## START Given data
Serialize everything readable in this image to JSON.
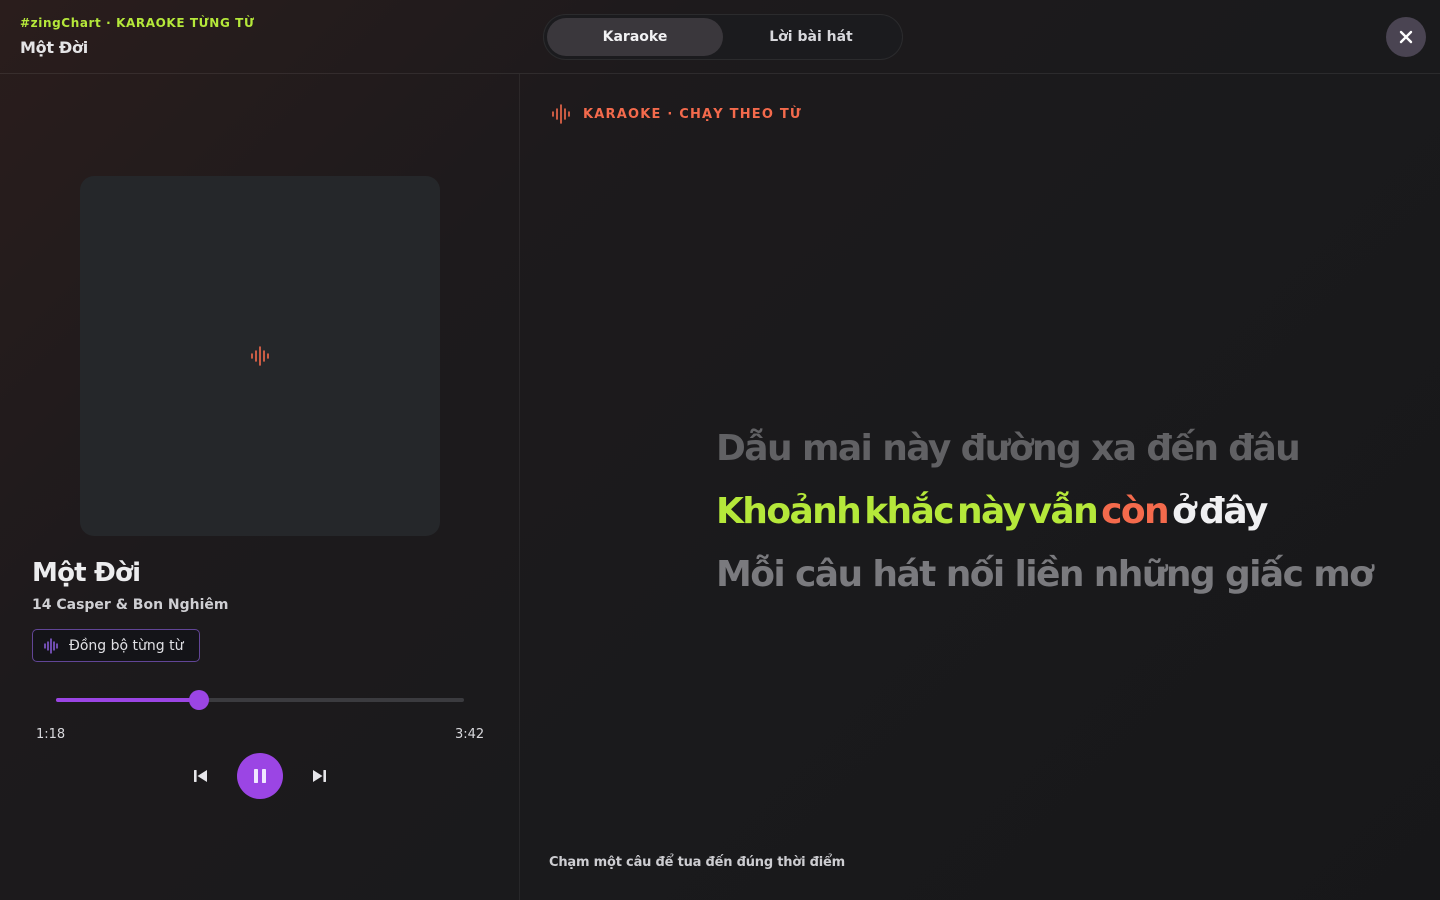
{
  "header": {
    "brand_line": "#zingChart · KARAOKE TỪNG TỪ",
    "title": "Một Đời",
    "tabs": [
      {
        "label": "Karaoke",
        "active": true
      },
      {
        "label": "Lời bài hát",
        "active": false
      }
    ],
    "close_icon": "close-icon"
  },
  "player": {
    "cover_icon": "audio-wave-icon",
    "song_title": "Một Đời",
    "artist": "14 Casper & Bon Nghiêm",
    "sync_badge": "Đồng bộ từng từ",
    "progress_fraction": 0.351,
    "current_time": "1:18",
    "total_time": "3:42",
    "controls": [
      "previous-icon",
      "pause-icon",
      "next-icon"
    ]
  },
  "karaoke": {
    "mode_label": "KARAOKE · CHẠY THEO TỪ",
    "previous_line": "Dẫu mai này đường xa đến đâu",
    "current_line": {
      "words": [
        {
          "text": "Khoảnh",
          "state": "sung"
        },
        {
          "text": "khắc",
          "state": "sung"
        },
        {
          "text": "này",
          "state": "sung"
        },
        {
          "text": "vẫn",
          "state": "sung"
        },
        {
          "text": "còn",
          "state": "active"
        },
        {
          "text": "ở",
          "state": "upcoming"
        },
        {
          "text": "đây",
          "state": "upcoming"
        }
      ]
    },
    "next_line": "Mỗi câu hát nối liền những giấc mơ",
    "hint": "Chạm một câu để tua đến đúng thời điểm"
  },
  "colors": {
    "accent_green": "#b5e83a",
    "accent_orange": "#f46a4c",
    "accent_purple": "#9b45e4"
  }
}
## END Given data
- **Request**: Copy out the data above exactly, except the pictures.

- **Output below**:
Serialize everything readable in this image to JSON.
{
  "header": {
    "brand_line": "#zingChart · KARAOKE TỪNG TỪ",
    "title": "Một Đời",
    "tabs": [
      {
        "label": "Karaoke",
        "active": true
      },
      {
        "label": "Lời bài hát",
        "active": false
      }
    ],
    "close_icon": "close-icon"
  },
  "player": {
    "cover_icon": "audio-wave-icon",
    "song_title": "Một Đời",
    "artist": "14 Casper & Bon Nghiêm",
    "sync_badge": "Đồng bộ từng từ",
    "progress_fraction": 0.351,
    "current_time": "1:18",
    "total_time": "3:42",
    "controls": [
      "previous-icon",
      "pause-icon",
      "next-icon"
    ]
  },
  "karaoke": {
    "mode_label": "KARAOKE · CHẠY THEO TỪ",
    "previous_line": "Dẫu mai này đường xa đến đâu",
    "current_line": {
      "words": [
        {
          "text": "Khoảnh",
          "state": "sung"
        },
        {
          "text": "khắc",
          "state": "sung"
        },
        {
          "text": "này",
          "state": "sung"
        },
        {
          "text": "vẫn",
          "state": "sung"
        },
        {
          "text": "còn",
          "state": "active"
        },
        {
          "text": "ở",
          "state": "upcoming"
        },
        {
          "text": "đây",
          "state": "upcoming"
        }
      ]
    },
    "next_line": "Mỗi câu hát nối liền những giấc mơ",
    "hint": "Chạm một câu để tua đến đúng thời điểm"
  },
  "colors": {
    "accent_green": "#b5e83a",
    "accent_orange": "#f46a4c",
    "accent_purple": "#9b45e4"
  }
}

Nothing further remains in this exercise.